▶ REQUIRED WORK:
Search the material and gather each line with "this" in it.

— Start of GIVEN DATA —

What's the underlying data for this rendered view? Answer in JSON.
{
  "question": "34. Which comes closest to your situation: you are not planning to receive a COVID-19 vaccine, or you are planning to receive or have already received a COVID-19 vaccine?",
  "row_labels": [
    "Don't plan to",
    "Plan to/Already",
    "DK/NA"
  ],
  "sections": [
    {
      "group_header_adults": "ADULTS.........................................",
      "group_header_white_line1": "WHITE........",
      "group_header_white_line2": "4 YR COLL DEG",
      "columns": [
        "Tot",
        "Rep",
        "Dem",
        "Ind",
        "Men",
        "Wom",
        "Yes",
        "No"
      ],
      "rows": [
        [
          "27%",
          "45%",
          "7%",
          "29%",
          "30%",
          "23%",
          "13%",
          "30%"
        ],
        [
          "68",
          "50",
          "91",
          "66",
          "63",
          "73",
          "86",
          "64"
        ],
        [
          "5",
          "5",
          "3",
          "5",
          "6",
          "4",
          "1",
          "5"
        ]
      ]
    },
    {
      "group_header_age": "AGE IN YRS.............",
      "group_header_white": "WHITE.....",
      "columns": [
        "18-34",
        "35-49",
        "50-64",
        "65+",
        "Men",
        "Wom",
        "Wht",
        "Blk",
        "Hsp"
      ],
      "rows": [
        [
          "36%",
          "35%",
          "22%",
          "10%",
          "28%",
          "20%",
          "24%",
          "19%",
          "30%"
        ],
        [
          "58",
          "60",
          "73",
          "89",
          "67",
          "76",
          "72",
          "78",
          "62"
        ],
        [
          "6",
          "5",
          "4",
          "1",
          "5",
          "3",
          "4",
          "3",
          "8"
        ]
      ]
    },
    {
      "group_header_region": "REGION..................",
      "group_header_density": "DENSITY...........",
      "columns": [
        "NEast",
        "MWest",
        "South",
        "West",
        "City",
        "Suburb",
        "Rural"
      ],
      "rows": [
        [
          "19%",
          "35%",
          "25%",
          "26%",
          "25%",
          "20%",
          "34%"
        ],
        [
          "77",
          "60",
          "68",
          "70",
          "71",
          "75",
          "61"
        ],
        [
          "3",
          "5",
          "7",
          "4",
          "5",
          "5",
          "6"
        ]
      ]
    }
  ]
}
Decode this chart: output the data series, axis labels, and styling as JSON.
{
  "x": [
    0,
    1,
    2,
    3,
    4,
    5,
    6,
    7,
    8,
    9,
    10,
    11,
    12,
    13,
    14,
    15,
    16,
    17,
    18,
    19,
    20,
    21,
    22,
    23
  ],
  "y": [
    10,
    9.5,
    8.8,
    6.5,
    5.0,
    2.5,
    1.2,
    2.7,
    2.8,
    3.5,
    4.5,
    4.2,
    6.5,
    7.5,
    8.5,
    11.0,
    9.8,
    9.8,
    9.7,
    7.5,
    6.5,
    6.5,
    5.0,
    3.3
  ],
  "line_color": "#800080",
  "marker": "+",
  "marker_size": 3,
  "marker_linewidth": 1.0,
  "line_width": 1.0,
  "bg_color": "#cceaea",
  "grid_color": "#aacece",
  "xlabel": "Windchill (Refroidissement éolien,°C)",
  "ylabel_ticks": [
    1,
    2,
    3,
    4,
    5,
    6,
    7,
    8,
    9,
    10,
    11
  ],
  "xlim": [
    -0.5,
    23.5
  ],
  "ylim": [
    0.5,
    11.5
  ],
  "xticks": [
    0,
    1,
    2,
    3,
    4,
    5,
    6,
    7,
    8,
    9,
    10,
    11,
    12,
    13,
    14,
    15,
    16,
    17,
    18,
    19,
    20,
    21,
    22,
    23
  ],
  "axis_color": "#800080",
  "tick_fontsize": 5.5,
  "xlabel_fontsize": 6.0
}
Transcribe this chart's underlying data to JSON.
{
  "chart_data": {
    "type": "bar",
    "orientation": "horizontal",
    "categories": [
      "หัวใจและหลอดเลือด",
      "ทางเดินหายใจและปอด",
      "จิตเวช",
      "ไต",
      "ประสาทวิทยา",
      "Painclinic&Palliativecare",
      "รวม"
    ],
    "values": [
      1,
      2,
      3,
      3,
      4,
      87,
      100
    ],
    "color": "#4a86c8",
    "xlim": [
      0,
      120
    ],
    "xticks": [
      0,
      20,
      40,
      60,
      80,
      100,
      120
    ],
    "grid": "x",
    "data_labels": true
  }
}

— End of GIVEN DATA —

▶ OUTPUT OF THE EXERCISE:
What's the underlying data for this rendered view? Answer in JSON.
Decode this chart: output the data series, axis labels, and styling as JSON.
Transcribe this chart's underlying data to JSON.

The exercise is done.